Items:
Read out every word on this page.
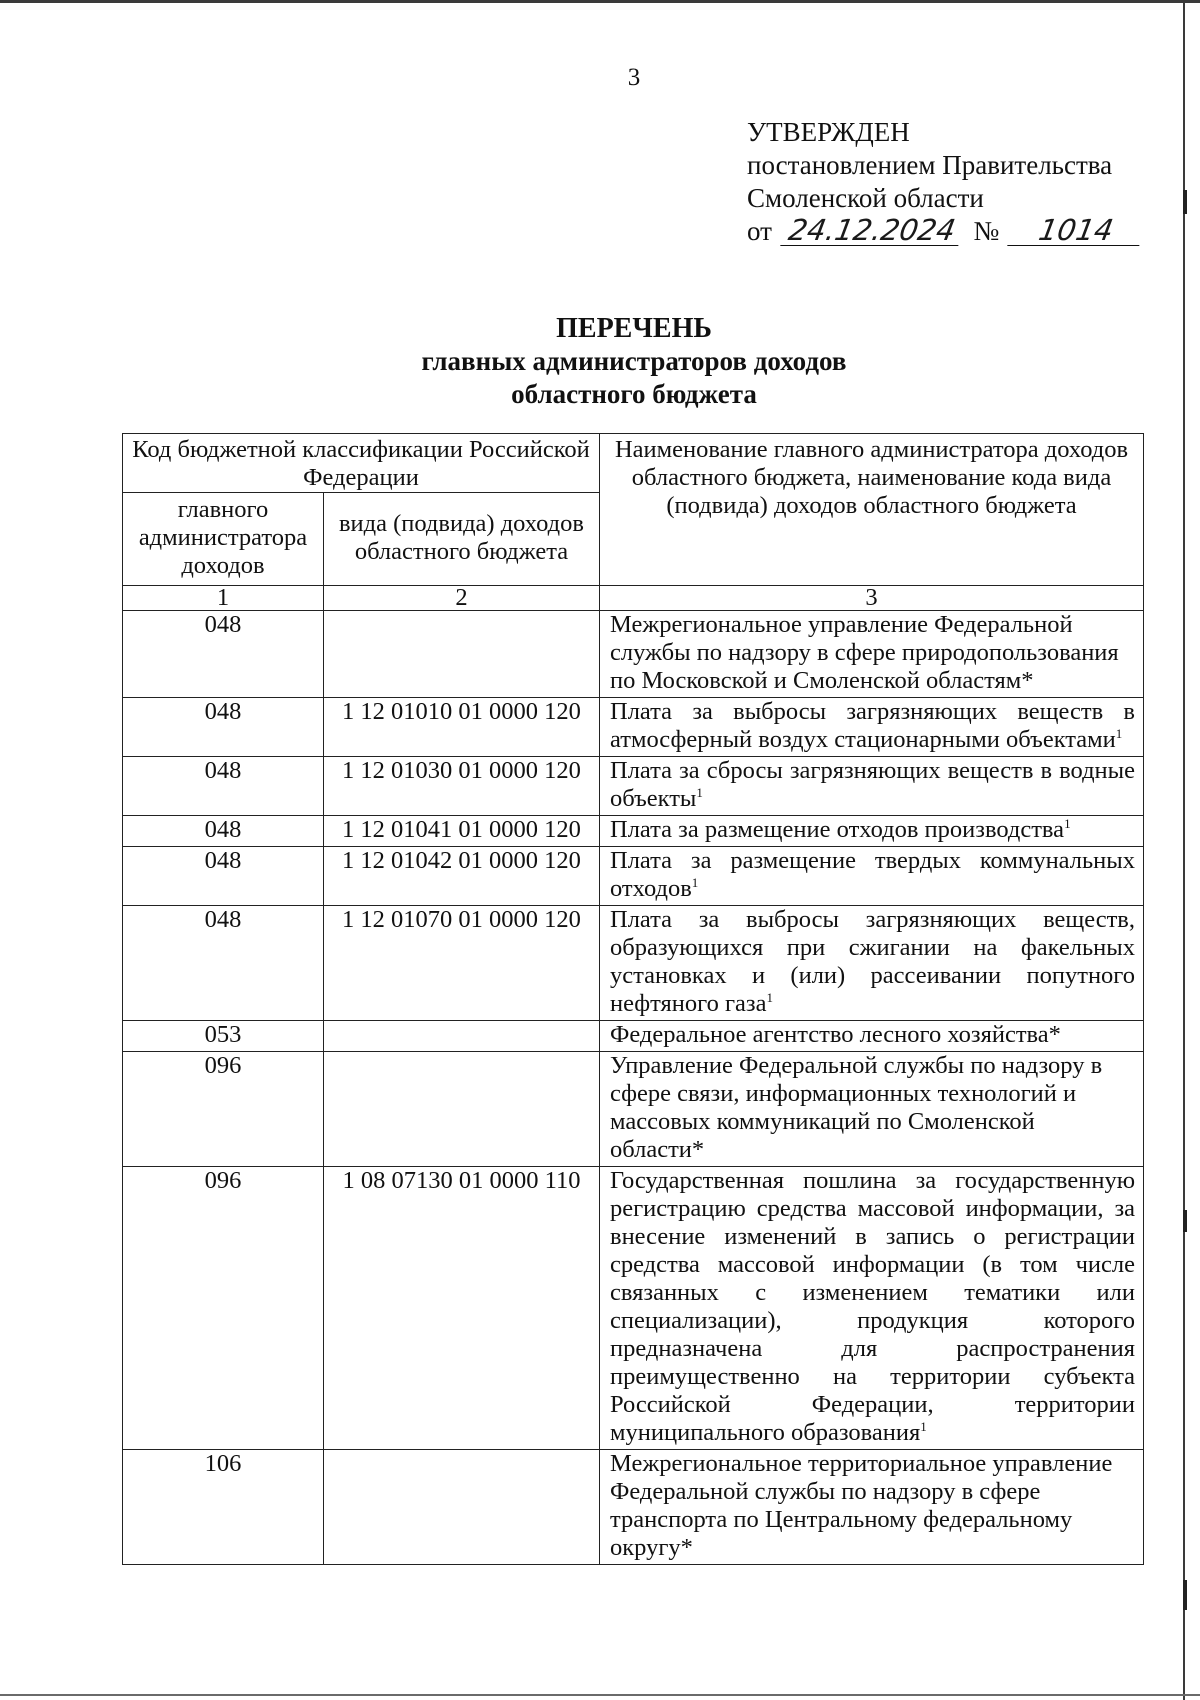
3
УТВЕРЖДЕН
постановлением Правительства
Смоленской области
от 24.12.2024 № 1014
ПЕРЕЧЕНЬ
главных администраторов доходов
областного бюджета
Код бюджетной классификации Российской Федерации		Наименование главного администратора доходов областного бюджета, наименование кода вида (подвида) доходов областного бюджета
главного администратора доходов	вида (подвида) доходов областного бюджета	
1	2	3
048		Межрегиональное управление Федеральной службы по надзору в сфере природопользования по Московской и Смоленской областям*
048	1 12 01010 01 0000 120	Плата за выбросы загрязняющих веществ в атмосферный воздух стационарными объектами$^1$
048	1 12 01030 01 0000 120	Плата за сбросы загрязняющих веществ в водные объекты$^1$
048	1 12 01041 01 0000 120	Плата за размещение отходов производства$^1$
048	1 12 01042 01 0000 120	Плата за размещение твердых коммунальных отходов$^1$
048	1 12 01070 01 0000 120	Плата за выбросы загрязняющих веществ, образующихся при сжигании на факельных установках и (или) рассеивании попутного нефтяного газа$^1$
053		Федеральное агентство лесного хозяйства*
096		Управление Федеральной службы по надзору в сфере связи, информационных технологий и массовых коммуникаций по Смоленской области*
096	1 08 07130 01 0000 110	Государственная пошлина за государственную регистрацию средства массовой информации, за внесение изменений в запись о регистрации средства массовой информации (в том числе связанных с изменением тематики или специализации), продукция которого предназначена для распространения преимущественно на территории субъекта Российской Федерации, территории муниципального образования$^1$
106		Межрегиональное территориальное управление Федеральной службы по надзору в сфере транспорта по Центральному федеральному округу*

Work to complete: Reproduce the material word for word. Any pictures should be left out of the copy.

Written reply:
Read out every word on this page.
3
УТВЕРЖДЕН
постановлением Правительства
Смоленской области
от 24.12.2024 № 1014
ПЕРЕЧЕНЬ
главных администраторов доходов
областного бюджета
Код бюджетной классификации Российской Федерации		Наименование главного администратора доходов областного бюджета, наименование кода вида (подвида) доходов областного бюджета
главного администратора доходов	вида (подвида) доходов областного бюджета	
1	2	3
048		Межрегиональное управление Федеральной службы по надзору в сфере природопользования по Московской и Смоленской областям*
048	1 12 01010 01 0000 120	Плата за выбросы загрязняющих веществ в атмосферный воздух стационарными объектами$^1$
048	1 12 01030 01 0000 120	Плата за сбросы загрязняющих веществ в водные объекты$^1$
048	1 12 01041 01 0000 120	Плата за размещение отходов производства$^1$
048	1 12 01042 01 0000 120	Плата за размещение твердых коммунальных отходов$^1$
048	1 12 01070 01 0000 120	Плата за выбросы загрязняющих веществ, образующихся при сжигании на факельных установках и (или) рассеивании попутного нефтяного газа$^1$
053		Федеральное агентство лесного хозяйства*
096		Управление Федеральной службы по надзору в сфере связи, информационных технологий и массовых коммуникаций по Смоленской области*
096	1 08 07130 01 0000 110	Государственная пошлина за государственную регистрацию средства массовой информации, за внесение изменений в запись о регистрации средства массовой информации (в том числе связанных с изменением тематики или специализации), продукция которого предназначена для распространения преимущественно на территории субъекта Российской Федерации, территории муниципального образования$^1$
106		Межрегиональное территориальное управление Федеральной службы по надзору в сфере транспорта по Центральному федеральному округу*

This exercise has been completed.